Dataset excerpt:

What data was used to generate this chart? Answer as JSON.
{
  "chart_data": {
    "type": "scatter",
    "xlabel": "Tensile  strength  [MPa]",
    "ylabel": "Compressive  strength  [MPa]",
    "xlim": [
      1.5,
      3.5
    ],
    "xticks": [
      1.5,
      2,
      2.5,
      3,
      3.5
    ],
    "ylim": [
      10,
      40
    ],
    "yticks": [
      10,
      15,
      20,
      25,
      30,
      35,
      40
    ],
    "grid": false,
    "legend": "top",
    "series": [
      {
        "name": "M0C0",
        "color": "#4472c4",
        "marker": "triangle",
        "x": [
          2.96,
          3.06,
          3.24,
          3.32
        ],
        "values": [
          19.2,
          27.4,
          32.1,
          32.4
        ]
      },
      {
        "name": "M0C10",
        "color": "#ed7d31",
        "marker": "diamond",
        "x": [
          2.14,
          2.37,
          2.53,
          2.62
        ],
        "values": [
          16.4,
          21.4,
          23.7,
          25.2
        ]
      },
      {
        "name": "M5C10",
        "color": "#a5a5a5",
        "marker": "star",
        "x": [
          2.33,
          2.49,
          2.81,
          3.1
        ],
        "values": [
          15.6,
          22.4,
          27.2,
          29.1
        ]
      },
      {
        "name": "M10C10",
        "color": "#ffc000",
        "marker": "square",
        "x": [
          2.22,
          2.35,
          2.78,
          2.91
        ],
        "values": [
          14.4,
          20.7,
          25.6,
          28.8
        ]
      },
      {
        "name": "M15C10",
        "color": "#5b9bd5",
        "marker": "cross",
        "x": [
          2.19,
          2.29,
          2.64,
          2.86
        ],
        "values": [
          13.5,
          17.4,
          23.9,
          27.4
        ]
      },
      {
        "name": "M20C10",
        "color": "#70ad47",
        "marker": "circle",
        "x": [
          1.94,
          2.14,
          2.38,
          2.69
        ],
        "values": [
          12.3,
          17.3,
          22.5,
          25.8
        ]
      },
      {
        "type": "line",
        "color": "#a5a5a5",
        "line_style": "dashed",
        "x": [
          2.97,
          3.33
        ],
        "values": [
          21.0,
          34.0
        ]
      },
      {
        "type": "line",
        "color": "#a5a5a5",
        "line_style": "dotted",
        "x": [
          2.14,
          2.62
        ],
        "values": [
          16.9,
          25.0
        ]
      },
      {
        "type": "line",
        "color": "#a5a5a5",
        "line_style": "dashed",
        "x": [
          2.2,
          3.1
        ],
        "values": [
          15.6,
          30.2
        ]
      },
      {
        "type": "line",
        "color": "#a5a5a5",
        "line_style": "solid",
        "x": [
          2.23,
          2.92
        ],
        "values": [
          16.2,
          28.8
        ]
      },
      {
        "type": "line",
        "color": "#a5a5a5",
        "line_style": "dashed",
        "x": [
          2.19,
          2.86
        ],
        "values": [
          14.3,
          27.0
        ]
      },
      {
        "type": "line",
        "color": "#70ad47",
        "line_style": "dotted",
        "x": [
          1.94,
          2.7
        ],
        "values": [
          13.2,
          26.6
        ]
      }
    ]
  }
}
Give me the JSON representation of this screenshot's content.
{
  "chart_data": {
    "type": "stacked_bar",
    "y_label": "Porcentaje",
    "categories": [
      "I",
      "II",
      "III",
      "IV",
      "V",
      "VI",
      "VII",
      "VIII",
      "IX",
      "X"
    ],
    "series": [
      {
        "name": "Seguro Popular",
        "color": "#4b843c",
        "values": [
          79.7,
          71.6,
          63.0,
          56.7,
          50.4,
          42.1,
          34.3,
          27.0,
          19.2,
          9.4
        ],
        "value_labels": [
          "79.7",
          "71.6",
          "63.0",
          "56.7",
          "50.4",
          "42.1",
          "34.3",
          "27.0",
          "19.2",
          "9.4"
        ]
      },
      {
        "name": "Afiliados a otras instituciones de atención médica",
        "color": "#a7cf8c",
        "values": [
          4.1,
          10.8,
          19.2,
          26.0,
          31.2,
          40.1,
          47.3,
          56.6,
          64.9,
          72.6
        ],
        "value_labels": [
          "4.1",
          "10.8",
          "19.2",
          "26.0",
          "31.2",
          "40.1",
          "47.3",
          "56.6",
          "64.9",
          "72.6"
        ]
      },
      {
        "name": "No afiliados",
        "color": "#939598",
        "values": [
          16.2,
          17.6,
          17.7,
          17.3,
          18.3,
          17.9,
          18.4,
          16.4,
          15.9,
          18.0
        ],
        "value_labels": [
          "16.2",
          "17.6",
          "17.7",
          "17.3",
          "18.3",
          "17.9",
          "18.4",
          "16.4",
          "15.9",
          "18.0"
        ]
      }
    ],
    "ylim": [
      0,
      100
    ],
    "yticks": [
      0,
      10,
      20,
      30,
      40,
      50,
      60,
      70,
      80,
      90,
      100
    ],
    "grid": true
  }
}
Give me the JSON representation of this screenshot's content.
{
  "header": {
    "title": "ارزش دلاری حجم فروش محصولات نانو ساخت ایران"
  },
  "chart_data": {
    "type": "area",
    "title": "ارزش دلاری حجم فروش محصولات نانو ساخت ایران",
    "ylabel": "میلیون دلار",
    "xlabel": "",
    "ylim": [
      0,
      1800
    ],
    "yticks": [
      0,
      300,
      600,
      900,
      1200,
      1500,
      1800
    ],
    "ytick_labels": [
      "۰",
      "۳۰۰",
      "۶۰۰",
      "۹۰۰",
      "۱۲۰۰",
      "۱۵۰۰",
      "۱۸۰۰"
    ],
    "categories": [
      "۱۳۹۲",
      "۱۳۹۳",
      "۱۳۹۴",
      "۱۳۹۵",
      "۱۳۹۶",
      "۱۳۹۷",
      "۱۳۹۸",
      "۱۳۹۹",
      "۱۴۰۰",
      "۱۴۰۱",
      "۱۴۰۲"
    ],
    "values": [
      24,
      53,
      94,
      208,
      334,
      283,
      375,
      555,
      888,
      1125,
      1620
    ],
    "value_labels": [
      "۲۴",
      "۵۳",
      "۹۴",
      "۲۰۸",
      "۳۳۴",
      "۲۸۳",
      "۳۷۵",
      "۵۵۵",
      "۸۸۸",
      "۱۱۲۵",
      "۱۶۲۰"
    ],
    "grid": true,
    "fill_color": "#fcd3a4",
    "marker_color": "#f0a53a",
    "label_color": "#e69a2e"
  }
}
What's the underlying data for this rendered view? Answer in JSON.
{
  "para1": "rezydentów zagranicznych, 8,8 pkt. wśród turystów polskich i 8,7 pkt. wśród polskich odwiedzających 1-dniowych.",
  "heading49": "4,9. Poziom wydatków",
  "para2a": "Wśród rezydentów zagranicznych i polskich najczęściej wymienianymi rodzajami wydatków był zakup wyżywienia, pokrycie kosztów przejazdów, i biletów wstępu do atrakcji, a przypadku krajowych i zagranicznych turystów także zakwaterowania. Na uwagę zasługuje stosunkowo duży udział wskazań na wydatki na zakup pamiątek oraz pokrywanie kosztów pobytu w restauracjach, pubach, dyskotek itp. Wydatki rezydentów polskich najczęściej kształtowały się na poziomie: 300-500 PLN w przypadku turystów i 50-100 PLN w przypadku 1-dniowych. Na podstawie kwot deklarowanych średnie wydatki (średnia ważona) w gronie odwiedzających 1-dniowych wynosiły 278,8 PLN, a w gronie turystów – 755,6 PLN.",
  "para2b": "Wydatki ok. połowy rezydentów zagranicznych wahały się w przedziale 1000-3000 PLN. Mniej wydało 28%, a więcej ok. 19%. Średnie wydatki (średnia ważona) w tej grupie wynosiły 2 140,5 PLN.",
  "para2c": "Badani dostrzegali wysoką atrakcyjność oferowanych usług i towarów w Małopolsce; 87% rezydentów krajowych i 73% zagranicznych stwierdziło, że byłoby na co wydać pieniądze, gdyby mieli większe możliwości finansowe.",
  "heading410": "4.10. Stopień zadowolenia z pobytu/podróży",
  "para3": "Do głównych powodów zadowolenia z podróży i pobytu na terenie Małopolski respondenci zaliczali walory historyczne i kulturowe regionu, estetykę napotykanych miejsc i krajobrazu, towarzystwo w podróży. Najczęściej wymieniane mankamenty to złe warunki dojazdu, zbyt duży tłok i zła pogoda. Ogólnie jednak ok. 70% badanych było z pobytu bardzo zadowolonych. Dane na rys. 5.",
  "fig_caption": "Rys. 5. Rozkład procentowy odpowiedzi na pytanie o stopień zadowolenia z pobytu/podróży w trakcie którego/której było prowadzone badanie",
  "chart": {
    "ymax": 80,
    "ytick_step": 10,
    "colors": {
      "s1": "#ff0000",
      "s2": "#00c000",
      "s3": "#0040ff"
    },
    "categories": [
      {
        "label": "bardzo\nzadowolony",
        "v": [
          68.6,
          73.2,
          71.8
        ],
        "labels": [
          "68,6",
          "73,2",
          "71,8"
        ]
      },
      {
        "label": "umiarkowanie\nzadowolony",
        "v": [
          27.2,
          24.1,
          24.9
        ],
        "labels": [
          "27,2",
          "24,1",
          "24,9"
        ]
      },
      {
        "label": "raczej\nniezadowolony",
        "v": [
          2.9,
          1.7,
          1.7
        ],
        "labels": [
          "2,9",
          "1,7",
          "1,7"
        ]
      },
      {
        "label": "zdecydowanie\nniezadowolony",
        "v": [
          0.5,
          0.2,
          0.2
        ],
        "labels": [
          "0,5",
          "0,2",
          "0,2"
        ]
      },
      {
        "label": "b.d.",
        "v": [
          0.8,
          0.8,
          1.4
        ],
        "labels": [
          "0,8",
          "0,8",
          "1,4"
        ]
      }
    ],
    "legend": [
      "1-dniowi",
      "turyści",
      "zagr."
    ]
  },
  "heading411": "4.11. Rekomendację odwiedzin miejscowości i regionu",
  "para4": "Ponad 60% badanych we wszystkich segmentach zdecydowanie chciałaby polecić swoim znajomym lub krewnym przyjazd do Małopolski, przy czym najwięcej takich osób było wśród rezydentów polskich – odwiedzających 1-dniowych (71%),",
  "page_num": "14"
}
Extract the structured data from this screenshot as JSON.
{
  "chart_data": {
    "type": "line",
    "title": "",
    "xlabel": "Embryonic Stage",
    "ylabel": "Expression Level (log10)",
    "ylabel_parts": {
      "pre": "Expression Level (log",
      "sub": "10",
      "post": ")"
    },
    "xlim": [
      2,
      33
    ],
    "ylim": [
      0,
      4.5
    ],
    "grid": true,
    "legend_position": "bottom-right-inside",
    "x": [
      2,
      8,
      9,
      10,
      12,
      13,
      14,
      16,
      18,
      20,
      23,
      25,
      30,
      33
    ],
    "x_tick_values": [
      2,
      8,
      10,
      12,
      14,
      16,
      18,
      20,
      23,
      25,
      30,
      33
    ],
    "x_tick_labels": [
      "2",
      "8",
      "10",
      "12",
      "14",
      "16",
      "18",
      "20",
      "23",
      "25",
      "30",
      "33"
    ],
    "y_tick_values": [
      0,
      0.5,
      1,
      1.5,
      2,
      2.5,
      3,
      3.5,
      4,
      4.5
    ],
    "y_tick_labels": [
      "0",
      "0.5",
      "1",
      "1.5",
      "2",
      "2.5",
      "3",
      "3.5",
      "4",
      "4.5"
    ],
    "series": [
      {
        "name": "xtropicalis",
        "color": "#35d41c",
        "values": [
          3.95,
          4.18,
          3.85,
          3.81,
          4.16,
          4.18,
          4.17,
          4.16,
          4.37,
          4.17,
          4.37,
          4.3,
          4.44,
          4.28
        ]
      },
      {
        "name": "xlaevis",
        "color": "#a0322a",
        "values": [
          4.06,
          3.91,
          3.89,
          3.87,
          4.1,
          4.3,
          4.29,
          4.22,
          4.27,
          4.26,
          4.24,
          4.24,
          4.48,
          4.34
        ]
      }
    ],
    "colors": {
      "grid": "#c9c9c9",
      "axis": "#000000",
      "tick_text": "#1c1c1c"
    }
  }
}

Task instructions: From the listing above, copy all lines holding the word "Answer".

Complete response:
What data was used to generate this chart? Answer as JSON.
What's the underlying data for this rendered view? Answer in JSON.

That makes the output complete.